BRIEF
Using the listing below, select the lines with the word "title" and copy them.

(Records from a data collection)
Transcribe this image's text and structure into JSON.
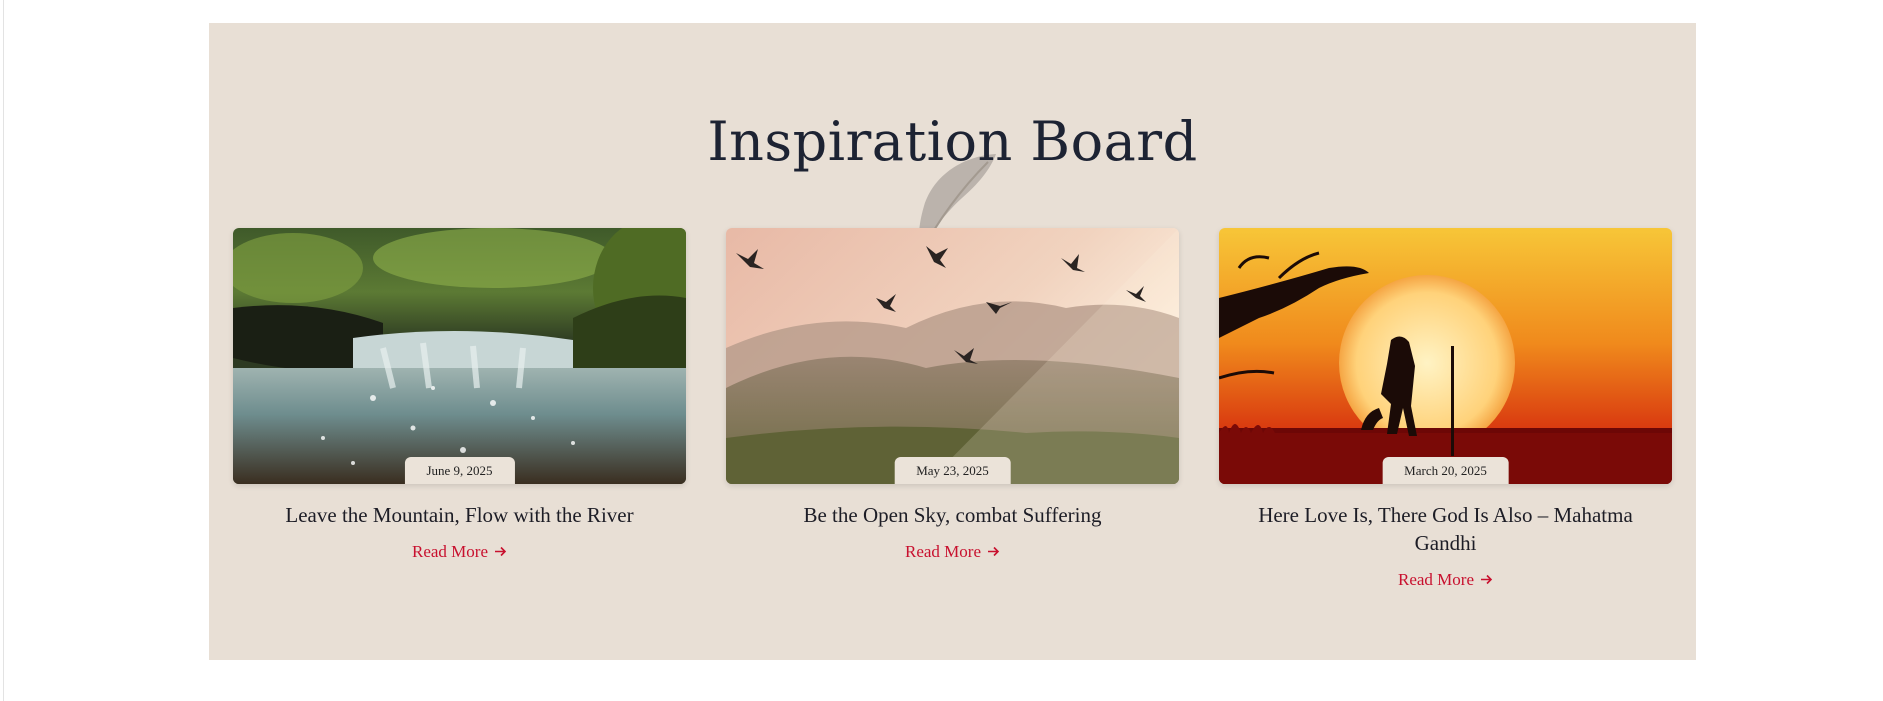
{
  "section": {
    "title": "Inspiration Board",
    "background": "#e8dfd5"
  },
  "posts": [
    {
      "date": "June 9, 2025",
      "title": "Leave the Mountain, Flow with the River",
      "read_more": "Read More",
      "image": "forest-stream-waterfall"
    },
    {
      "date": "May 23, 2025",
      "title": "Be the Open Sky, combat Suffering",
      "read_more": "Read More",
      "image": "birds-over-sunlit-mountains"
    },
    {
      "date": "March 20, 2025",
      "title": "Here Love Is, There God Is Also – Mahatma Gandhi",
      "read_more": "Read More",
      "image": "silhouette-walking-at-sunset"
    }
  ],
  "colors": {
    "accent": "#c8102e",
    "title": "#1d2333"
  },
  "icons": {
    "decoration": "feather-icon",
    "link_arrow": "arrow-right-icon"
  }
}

RESPONSE BELOW
    "title": "Inspiration Board",
      "title": "Leave the Mountain, Flow with the River",
      "title": "Be the Open Sky, combat Suffering",
      "title": "Here Love Is, There God Is Also – Mahatma Gandhi",
    "title": "#1d2333"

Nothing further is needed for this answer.